◆ Exercise data

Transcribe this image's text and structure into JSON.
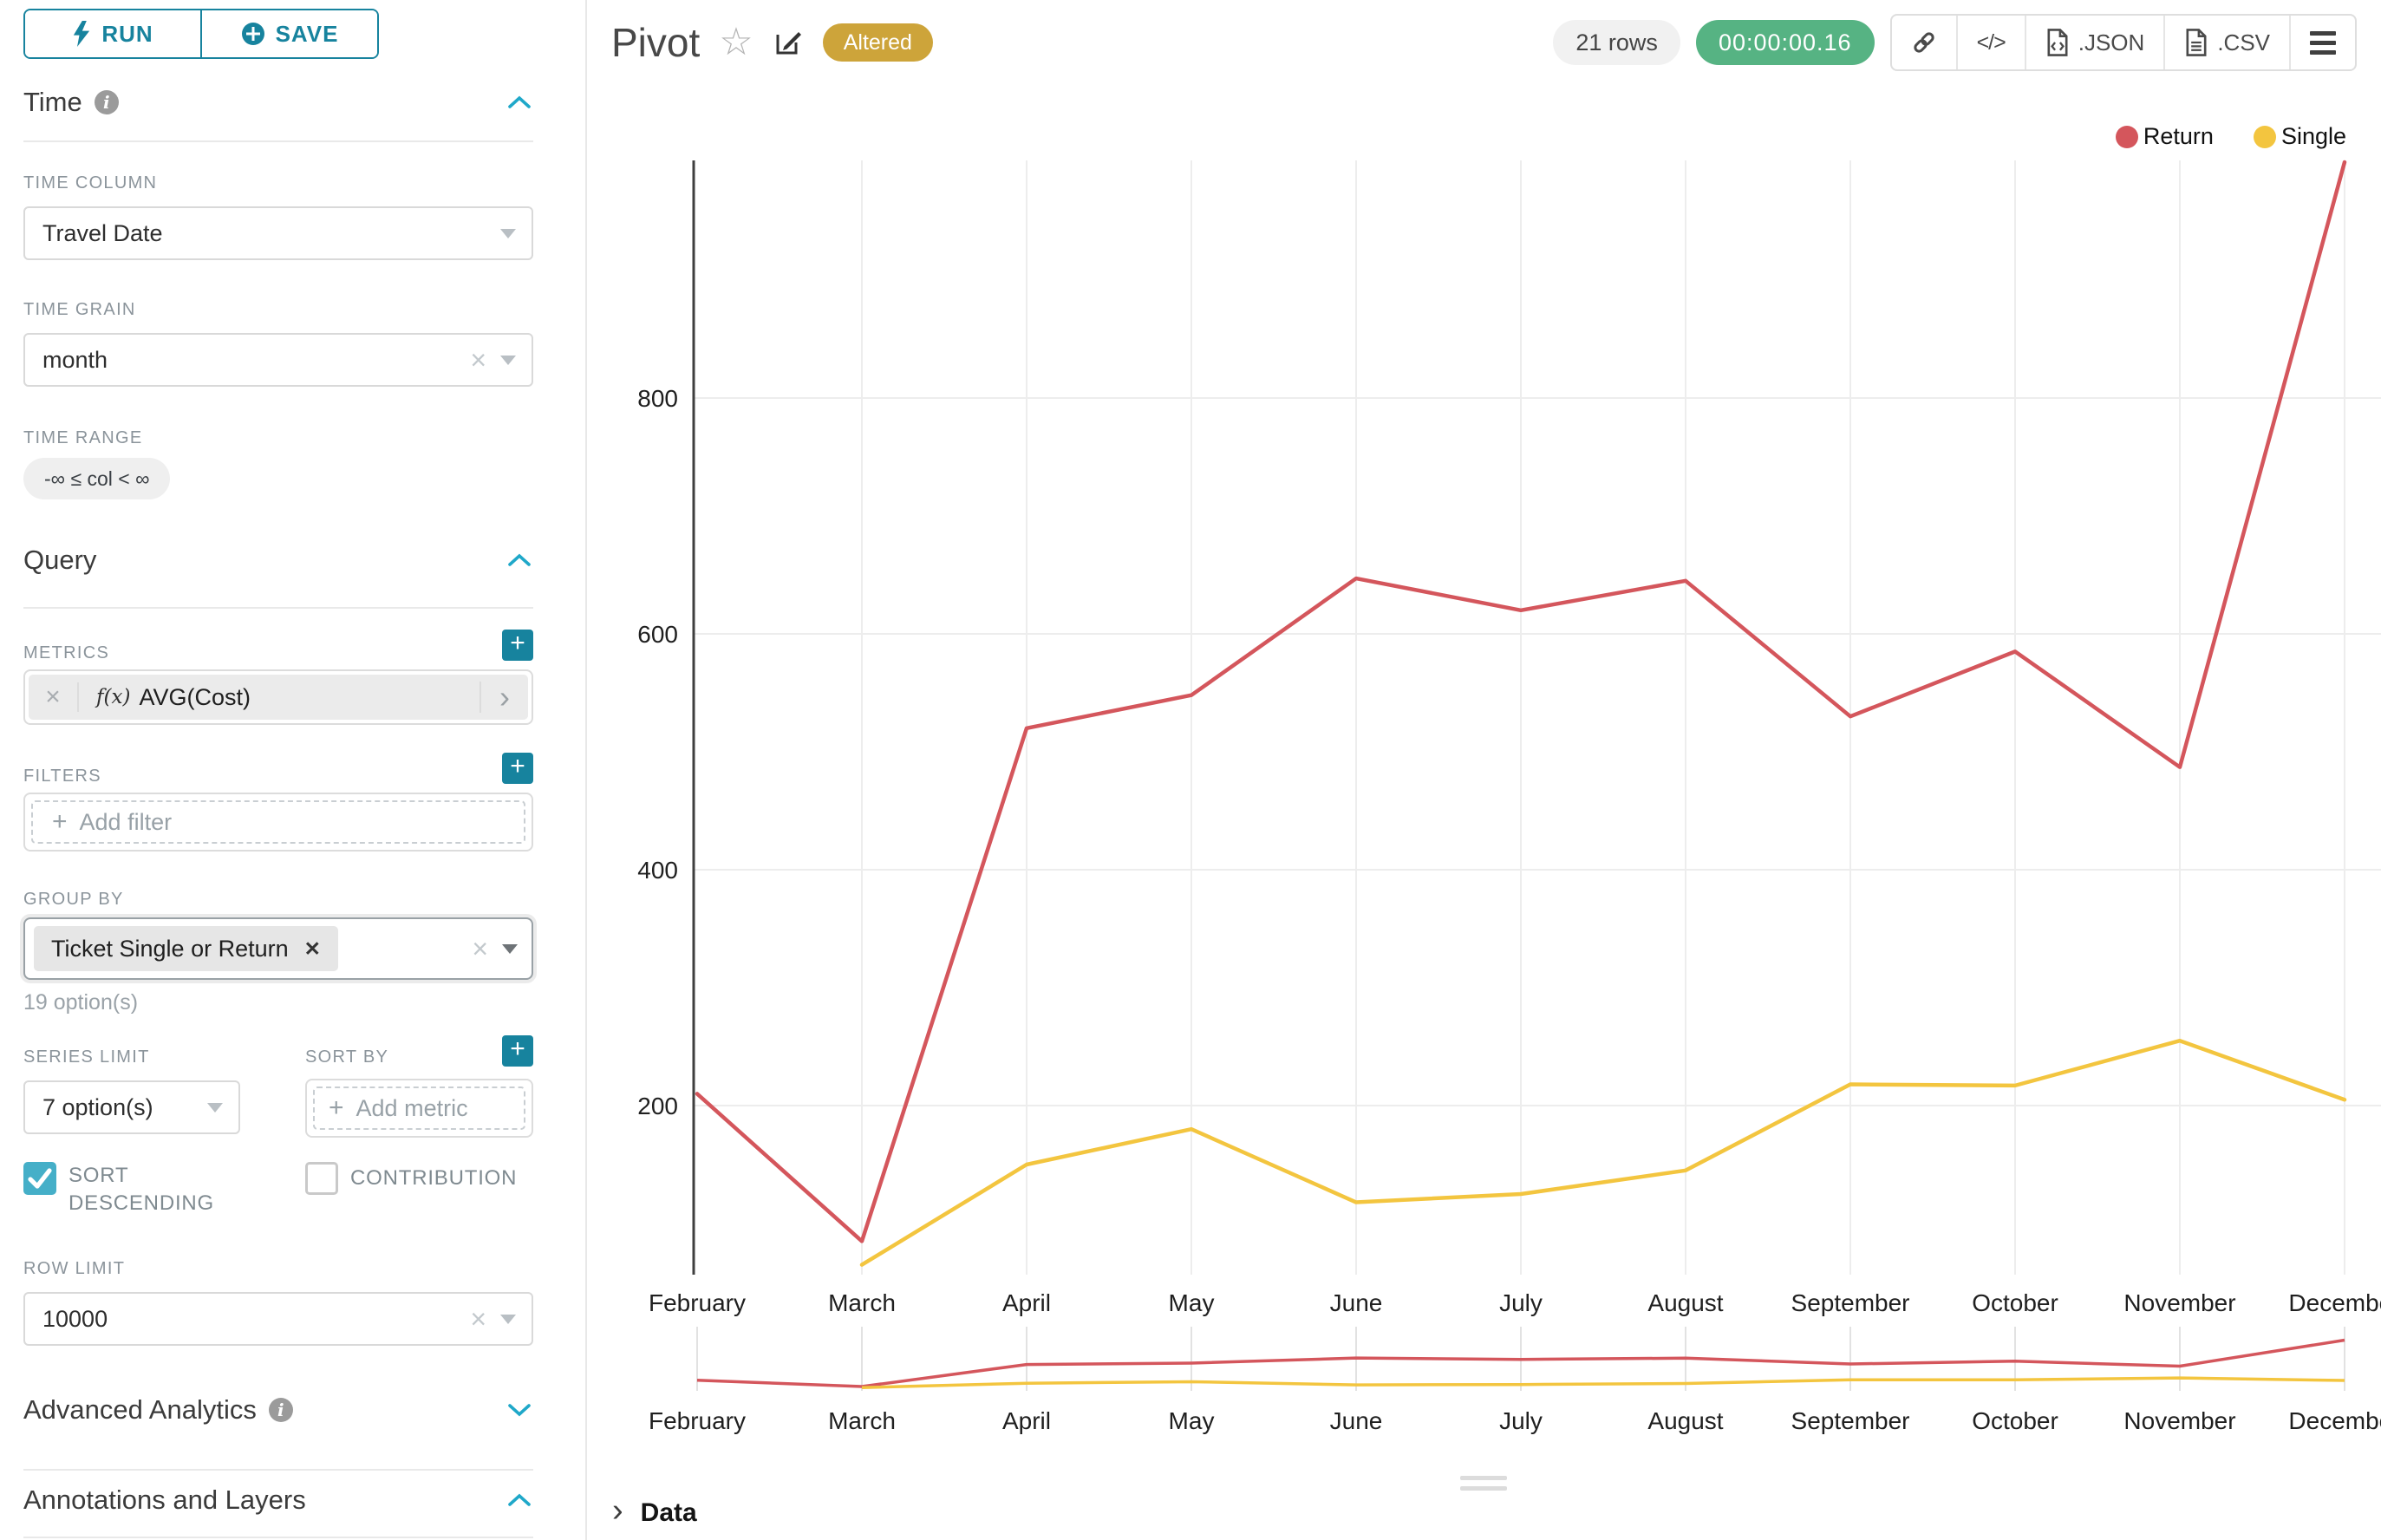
{
  "colors": {
    "accent_teal": "#17839e",
    "caret_blue": "#1fa8c9",
    "checkbox_teal": "#45afc8",
    "badge_gold": "#cda43a",
    "badge_green": "#56b383",
    "series_return": "#d4565c",
    "series_single": "#f3c53f"
  },
  "toolbar": {
    "run": "RUN",
    "save": "SAVE"
  },
  "sidebar": {
    "time": {
      "title": "Time",
      "time_column_label": "TIME COLUMN",
      "time_column_value": "Travel Date",
      "time_grain_label": "TIME GRAIN",
      "time_grain_value": "month",
      "time_range_label": "TIME RANGE",
      "time_range_value": "-∞ ≤ col < ∞"
    },
    "query": {
      "title": "Query",
      "metrics_label": "METRICS",
      "metric_prefix": "f(x)",
      "metric_name": "AVG(Cost)",
      "filters_label": "FILTERS",
      "add_filter_placeholder": "Add filter",
      "group_by_label": "GROUP BY",
      "group_by_tag": "Ticket Single or Return",
      "group_by_hint": "19 option(s)",
      "series_limit_label": "SERIES LIMIT",
      "series_limit_value": "7 option(s)",
      "sort_by_label": "SORT BY",
      "add_metric_placeholder": "Add metric",
      "sort_descending_label": "SORT DESCENDING",
      "sort_descending_checked": true,
      "contribution_label": "CONTRIBUTION",
      "contribution_checked": false,
      "row_limit_label": "ROW LIMIT",
      "row_limit_value": "10000"
    },
    "advanced_analytics_title": "Advanced Analytics",
    "annotations_title": "Annotations and Layers"
  },
  "header": {
    "title": "Pivot",
    "altered_badge": "Altered",
    "rows_badge": "21 rows",
    "timer": "00:00:00.16",
    "json_label": ".JSON",
    "csv_label": ".CSV"
  },
  "data_panel": {
    "title": "Data"
  },
  "chart_data": {
    "type": "line",
    "title": "",
    "categories": [
      "February",
      "March",
      "April",
      "May",
      "June",
      "July",
      "August",
      "September",
      "October",
      "November",
      "December"
    ],
    "series": [
      {
        "name": "Return",
        "color": "#d4565c",
        "values": [
          210,
          85,
          520,
          548,
          647,
          620,
          645,
          530,
          585,
          487,
          1000
        ]
      },
      {
        "name": "Single",
        "color": "#f3c53f",
        "values": [
          null,
          65,
          150,
          180,
          118,
          125,
          145,
          218,
          217,
          255,
          205
        ]
      }
    ],
    "xlabel": "",
    "ylabel": "",
    "yticks": [
      200,
      400,
      600,
      800
    ],
    "ylim": [
      55,
      1010
    ],
    "grid": true,
    "legend_position": "top-right",
    "has_mini_preview": true
  }
}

◆ Aim of the task
Omit the pictures. Transcribe every record exactly.

◆ Written response
Transcribe this image's text and structure into JSON.
{
  "colors": {
    "accent_teal": "#17839e",
    "caret_blue": "#1fa8c9",
    "checkbox_teal": "#45afc8",
    "badge_gold": "#cda43a",
    "badge_green": "#56b383",
    "series_return": "#d4565c",
    "series_single": "#f3c53f"
  },
  "toolbar": {
    "run": "RUN",
    "save": "SAVE"
  },
  "sidebar": {
    "time": {
      "title": "Time",
      "time_column_label": "TIME COLUMN",
      "time_column_value": "Travel Date",
      "time_grain_label": "TIME GRAIN",
      "time_grain_value": "month",
      "time_range_label": "TIME RANGE",
      "time_range_value": "-∞ ≤ col < ∞"
    },
    "query": {
      "title": "Query",
      "metrics_label": "METRICS",
      "metric_prefix": "f(x)",
      "metric_name": "AVG(Cost)",
      "filters_label": "FILTERS",
      "add_filter_placeholder": "Add filter",
      "group_by_label": "GROUP BY",
      "group_by_tag": "Ticket Single or Return",
      "group_by_hint": "19 option(s)",
      "series_limit_label": "SERIES LIMIT",
      "series_limit_value": "7 option(s)",
      "sort_by_label": "SORT BY",
      "add_metric_placeholder": "Add metric",
      "sort_descending_label": "SORT DESCENDING",
      "sort_descending_checked": true,
      "contribution_label": "CONTRIBUTION",
      "contribution_checked": false,
      "row_limit_label": "ROW LIMIT",
      "row_limit_value": "10000"
    },
    "advanced_analytics_title": "Advanced Analytics",
    "annotations_title": "Annotations and Layers"
  },
  "header": {
    "title": "Pivot",
    "altered_badge": "Altered",
    "rows_badge": "21 rows",
    "timer": "00:00:00.16",
    "json_label": ".JSON",
    "csv_label": ".CSV"
  },
  "data_panel": {
    "title": "Data"
  },
  "chart_data": {
    "type": "line",
    "title": "",
    "categories": [
      "February",
      "March",
      "April",
      "May",
      "June",
      "July",
      "August",
      "September",
      "October",
      "November",
      "December"
    ],
    "series": [
      {
        "name": "Return",
        "color": "#d4565c",
        "values": [
          210,
          85,
          520,
          548,
          647,
          620,
          645,
          530,
          585,
          487,
          1000
        ]
      },
      {
        "name": "Single",
        "color": "#f3c53f",
        "values": [
          null,
          65,
          150,
          180,
          118,
          125,
          145,
          218,
          217,
          255,
          205
        ]
      }
    ],
    "xlabel": "",
    "ylabel": "",
    "yticks": [
      200,
      400,
      600,
      800
    ],
    "ylim": [
      55,
      1010
    ],
    "grid": true,
    "legend_position": "top-right",
    "has_mini_preview": true
  }
}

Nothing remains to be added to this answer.